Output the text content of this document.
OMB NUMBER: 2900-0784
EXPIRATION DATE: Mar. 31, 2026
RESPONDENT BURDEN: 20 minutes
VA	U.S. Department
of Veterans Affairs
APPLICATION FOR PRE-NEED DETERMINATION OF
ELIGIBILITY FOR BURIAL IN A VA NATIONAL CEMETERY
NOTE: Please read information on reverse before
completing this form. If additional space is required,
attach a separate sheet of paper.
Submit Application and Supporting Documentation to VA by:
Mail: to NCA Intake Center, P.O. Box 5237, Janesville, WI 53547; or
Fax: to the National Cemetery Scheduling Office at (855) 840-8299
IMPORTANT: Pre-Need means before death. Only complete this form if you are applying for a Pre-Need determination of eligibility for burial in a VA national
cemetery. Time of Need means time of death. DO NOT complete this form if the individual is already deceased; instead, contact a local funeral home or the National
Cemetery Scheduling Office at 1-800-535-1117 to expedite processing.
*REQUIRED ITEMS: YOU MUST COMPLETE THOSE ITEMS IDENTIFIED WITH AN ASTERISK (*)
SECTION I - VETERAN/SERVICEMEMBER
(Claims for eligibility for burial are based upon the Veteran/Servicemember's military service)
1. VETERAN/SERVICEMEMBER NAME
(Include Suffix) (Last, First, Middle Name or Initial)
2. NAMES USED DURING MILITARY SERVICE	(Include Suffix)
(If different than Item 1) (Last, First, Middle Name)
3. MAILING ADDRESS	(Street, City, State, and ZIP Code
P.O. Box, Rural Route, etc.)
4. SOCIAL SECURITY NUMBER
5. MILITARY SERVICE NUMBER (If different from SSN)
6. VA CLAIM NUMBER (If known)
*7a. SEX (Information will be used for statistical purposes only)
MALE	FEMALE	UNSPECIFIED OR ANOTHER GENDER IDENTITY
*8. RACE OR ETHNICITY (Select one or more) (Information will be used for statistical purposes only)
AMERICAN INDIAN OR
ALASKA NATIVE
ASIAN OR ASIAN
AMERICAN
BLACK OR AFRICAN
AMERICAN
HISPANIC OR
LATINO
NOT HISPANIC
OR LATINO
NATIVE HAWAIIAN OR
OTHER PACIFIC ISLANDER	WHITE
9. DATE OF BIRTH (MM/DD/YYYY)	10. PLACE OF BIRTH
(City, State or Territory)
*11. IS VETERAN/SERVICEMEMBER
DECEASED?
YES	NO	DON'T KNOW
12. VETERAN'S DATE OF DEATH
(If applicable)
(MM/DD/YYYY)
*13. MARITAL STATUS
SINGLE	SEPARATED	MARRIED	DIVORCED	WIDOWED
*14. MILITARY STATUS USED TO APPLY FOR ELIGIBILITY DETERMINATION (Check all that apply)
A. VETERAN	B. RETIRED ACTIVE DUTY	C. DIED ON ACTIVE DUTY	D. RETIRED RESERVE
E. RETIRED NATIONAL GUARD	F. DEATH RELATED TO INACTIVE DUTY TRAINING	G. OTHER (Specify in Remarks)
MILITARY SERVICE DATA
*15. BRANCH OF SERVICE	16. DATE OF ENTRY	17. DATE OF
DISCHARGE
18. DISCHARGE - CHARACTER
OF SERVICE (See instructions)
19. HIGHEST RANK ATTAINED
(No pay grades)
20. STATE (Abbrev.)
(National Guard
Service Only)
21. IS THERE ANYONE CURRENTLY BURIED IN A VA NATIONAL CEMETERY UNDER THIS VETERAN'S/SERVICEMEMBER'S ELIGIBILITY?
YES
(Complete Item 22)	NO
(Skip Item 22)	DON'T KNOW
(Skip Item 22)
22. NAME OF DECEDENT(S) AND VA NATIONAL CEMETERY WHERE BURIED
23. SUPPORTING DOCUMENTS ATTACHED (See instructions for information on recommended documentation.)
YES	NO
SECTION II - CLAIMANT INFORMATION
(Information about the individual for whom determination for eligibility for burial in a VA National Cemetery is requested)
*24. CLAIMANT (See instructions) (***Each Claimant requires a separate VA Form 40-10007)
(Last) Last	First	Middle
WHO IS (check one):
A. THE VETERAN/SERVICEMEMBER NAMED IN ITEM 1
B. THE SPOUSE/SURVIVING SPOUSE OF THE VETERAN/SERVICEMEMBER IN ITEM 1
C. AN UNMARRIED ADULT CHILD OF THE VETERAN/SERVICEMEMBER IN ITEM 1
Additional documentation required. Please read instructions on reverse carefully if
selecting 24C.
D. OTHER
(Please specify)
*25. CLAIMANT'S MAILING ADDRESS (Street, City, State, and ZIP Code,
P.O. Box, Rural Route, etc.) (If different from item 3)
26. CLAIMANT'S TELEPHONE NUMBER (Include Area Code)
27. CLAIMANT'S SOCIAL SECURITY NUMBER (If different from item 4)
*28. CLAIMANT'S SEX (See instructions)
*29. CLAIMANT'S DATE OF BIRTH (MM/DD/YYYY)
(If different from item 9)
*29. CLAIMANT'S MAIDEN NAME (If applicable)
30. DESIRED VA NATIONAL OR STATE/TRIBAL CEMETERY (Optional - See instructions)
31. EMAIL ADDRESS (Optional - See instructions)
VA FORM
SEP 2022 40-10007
++++++++
- **WRITTEN EXERCISE**
Word for word, quote all of the data above.

- **OUTPUT FOR THIS EXERCISE**
Output the text content of this document.
OMB NUMBER: 2900-0784
EXPIRATION DATE: Mar. 31, 2026
RESPONDENT BURDEN: 20 minutes
VA	U.S. Department
of Veterans Affairs
APPLICATION FOR PRE-NEED DETERMINATION OF
ELIGIBILITY FOR BURIAL IN A VA NATIONAL CEMETERY
NOTE: Please read information on reverse before
completing this form. If additional space is required,
attach a separate sheet of paper.
Submit Application and Supporting Documentation to VA by:
Mail: to NCA Intake Center, P.O. Box 5237, Janesville, WI 53547; or
Fax: to the National Cemetery Scheduling Office at (855) 840-8299
IMPORTANT: Pre-Need means before death. Only complete this form if you are applying for a Pre-Need determination of eligibility for burial in a VA national
cemetery. Time of Need means time of death. DO NOT complete this form if the individual is already deceased; instead, contact a local funeral home or the National
Cemetery Scheduling Office at 1-800-535-1117 to expedite processing.
*REQUIRED ITEMS: YOU MUST COMPLETE THOSE ITEMS IDENTIFIED WITH AN ASTERISK (*)
SECTION I - VETERAN/SERVICEMEMBER
(Claims for eligibility for burial are based upon the Veteran/Servicemember's military service)
1. VETERAN/SERVICEMEMBER NAME
(Include Suffix) (Last, First, Middle Name or Initial)
2. NAMES USED DURING MILITARY SERVICE	(Include Suffix)
(If different than Item 1) (Last, First, Middle Name)
3. MAILING ADDRESS	(Street, City, State, and ZIP Code
P.O. Box, Rural Route, etc.)
4. SOCIAL SECURITY NUMBER
5. MILITARY SERVICE NUMBER (If different from SSN)
6. VA CLAIM NUMBER (If known)
*7a. SEX (Information will be used for statistical purposes only)
MALE	FEMALE	UNSPECIFIED OR ANOTHER GENDER IDENTITY
*8. RACE OR ETHNICITY (Select one or more) (Information will be used for statistical purposes only)
AMERICAN INDIAN OR
ALASKA NATIVE
ASIAN OR ASIAN
AMERICAN
BLACK OR AFRICAN
AMERICAN
HISPANIC OR
LATINO
NOT HISPANIC
OR LATINO
NATIVE HAWAIIAN OR
OTHER PACIFIC ISLANDER	WHITE
9. DATE OF BIRTH (MM/DD/YYYY)	10. PLACE OF BIRTH
(City, State or Territory)
*11. IS VETERAN/SERVICEMEMBER
DECEASED?
YES	NO	DON'T KNOW
12. VETERAN'S DATE OF DEATH
(If applicable)
(MM/DD/YYYY)
*13. MARITAL STATUS
SINGLE	SEPARATED	MARRIED	DIVORCED	WIDOWED
*14. MILITARY STATUS USED TO APPLY FOR ELIGIBILITY DETERMINATION (Check all that apply)
A. VETERAN	B. RETIRED ACTIVE DUTY	C. DIED ON ACTIVE DUTY	D. RETIRED RESERVE
E. RETIRED NATIONAL GUARD	F. DEATH RELATED TO INACTIVE DUTY TRAINING	G. OTHER (Specify in Remarks)
MILITARY SERVICE DATA
*15. BRANCH OF SERVICE	16. DATE OF ENTRY	17. DATE OF
DISCHARGE
18. DISCHARGE - CHARACTER
OF SERVICE (See instructions)
19. HIGHEST RANK ATTAINED
(No pay grades)
20. STATE (Abbrev.)
(National Guard
Service Only)
21. IS THERE ANYONE CURRENTLY BURIED IN A VA NATIONAL CEMETERY UNDER THIS VETERAN'S/SERVICEMEMBER'S ELIGIBILITY?
YES
(Complete Item 22)	NO
(Skip Item 22)	DON'T KNOW
(Skip Item 22)
22. NAME OF DECEDENT(S) AND VA NATIONAL CEMETERY WHERE BURIED
23. SUPPORTING DOCUMENTS ATTACHED (See instructions for information on recommended documentation.)
YES	NO
SECTION II - CLAIMANT INFORMATION
(Information about the individual for whom determination for eligibility for burial in a VA National Cemetery is requested)
*24. CLAIMANT (See instructions) (***Each Claimant requires a separate VA Form 40-10007)
(Last) Last	First	Middle
WHO IS (check one):
A. THE VETERAN/SERVICEMEMBER NAMED IN ITEM 1
B. THE SPOUSE/SURVIVING SPOUSE OF THE VETERAN/SERVICEMEMBER IN ITEM 1
C. AN UNMARRIED ADULT CHILD OF THE VETERAN/SERVICEMEMBER IN ITEM 1
Additional documentation required. Please read instructions on reverse carefully if
selecting 24C.
D. OTHER
(Please specify)
*25. CLAIMANT'S MAILING ADDRESS (Street, City, State, and ZIP Code,
P.O. Box, Rural Route, etc.) (If different from item 3)
26. CLAIMANT'S TELEPHONE NUMBER (Include Area Code)
27. CLAIMANT'S SOCIAL SECURITY NUMBER (If different from item 4)
*28. CLAIMANT'S SEX (See instructions)
*29. CLAIMANT'S DATE OF BIRTH (MM/DD/YYYY)
(If different from item 9)
*29. CLAIMANT'S MAIDEN NAME (If applicable)
30. DESIRED VA NATIONAL OR STATE/TRIBAL CEMETERY (Optional - See instructions)
31. EMAIL ADDRESS (Optional - See instructions)
VA FORM
SEP 2022 40-10007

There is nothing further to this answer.